* _Given instruction_
Omit any picture, and return the remaining data exactly as written.

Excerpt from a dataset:
##########
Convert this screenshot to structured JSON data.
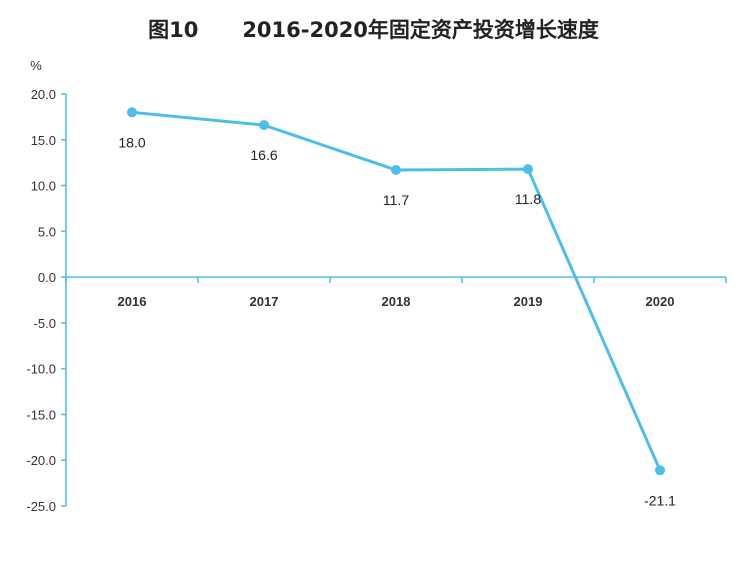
{
  "title": {
    "figure_number": "图10",
    "text": "2016-2020年固定资产投资增长速度"
  },
  "chart_data": {
    "type": "line",
    "title": "图10 2016-2020年固定资产投资增长速度",
    "ylabel": "%",
    "xlabel": "",
    "categories": [
      "2016",
      "2017",
      "2018",
      "2019",
      "2020"
    ],
    "series": [
      {
        "values": [
          18.0,
          16.6,
          11.7,
          11.8,
          -21.1
        ],
        "color": "#4dbdea"
      }
    ],
    "data_labels": [
      "18.0",
      "16.6",
      "11.7",
      "11.8",
      "-21.1"
    ],
    "ylim": [
      -25.0,
      20.0
    ],
    "yticks": [
      20.0,
      15.0,
      10.0,
      5.0,
      0.0,
      -5.0,
      -10.0,
      -15.0,
      -20.0,
      -25.0
    ],
    "ytick_labels": [
      "20.0",
      "15.0",
      "10.0",
      "5.0",
      "0.0",
      "-5.0",
      "-10.0",
      "-15.0",
      "-20.0",
      "-25.0"
    ],
    "grid": false,
    "legend": "none",
    "axis_color": "#4dbdea"
  }
}
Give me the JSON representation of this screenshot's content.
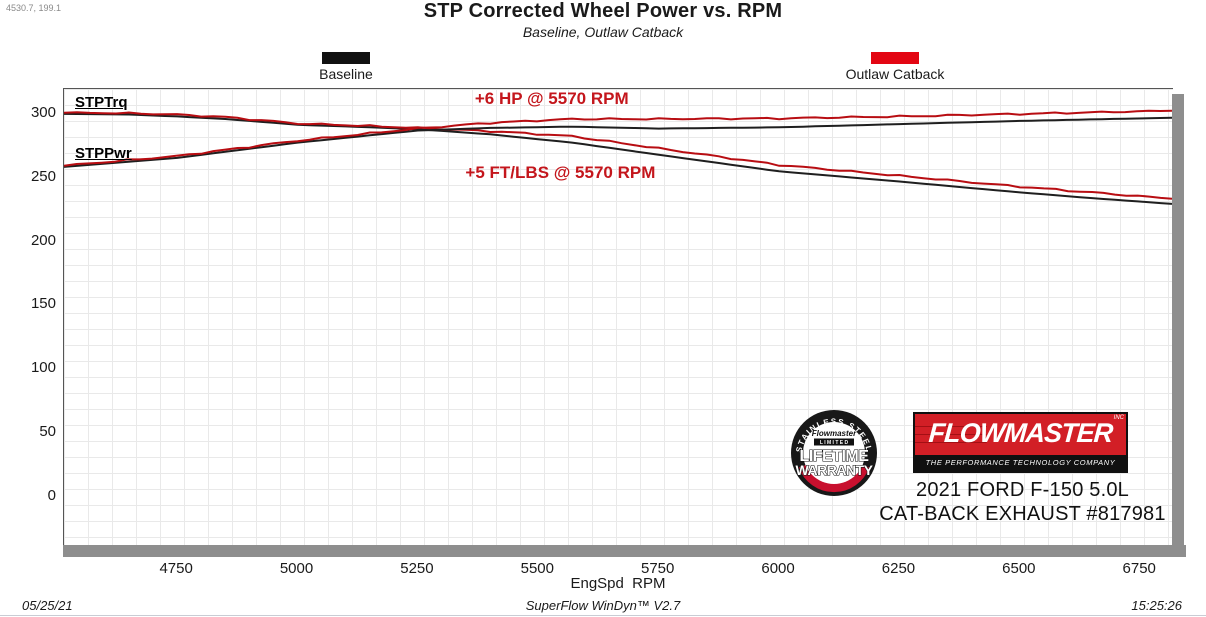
##########
* _Full output_
Convert this screenshot to structured JSON data.
{
  "title": {
    "figure_number": "图10",
    "text": "2016-2020年固定资产投资增长速度"
  },
  "chart_data": {
    "type": "line",
    "title": "图10 2016-2020年固定资产投资增长速度",
    "ylabel": "%",
    "xlabel": "",
    "categories": [
      "2016",
      "2017",
      "2018",
      "2019",
      "2020"
    ],
    "series": [
      {
        "values": [
          18.0,
          16.6,
          11.7,
          11.8,
          -21.1
        ],
        "color": "#4dbdea"
      }
    ],
    "data_labels": [
      "18.0",
      "16.6",
      "11.7",
      "11.8",
      "-21.1"
    ],
    "ylim": [
      -25.0,
      20.0
    ],
    "yticks": [
      20.0,
      15.0,
      10.0,
      5.0,
      0.0,
      -5.0,
      -10.0,
      -15.0,
      -20.0,
      -25.0
    ],
    "ytick_labels": [
      "20.0",
      "15.0",
      "10.0",
      "5.0",
      "0.0",
      "-5.0",
      "-10.0",
      "-15.0",
      "-20.0",
      "-25.0"
    ],
    "grid": false,
    "legend": "none",
    "axis_color": "#4dbdea"
  }
}
Give me the JSON representation of this screenshot's content.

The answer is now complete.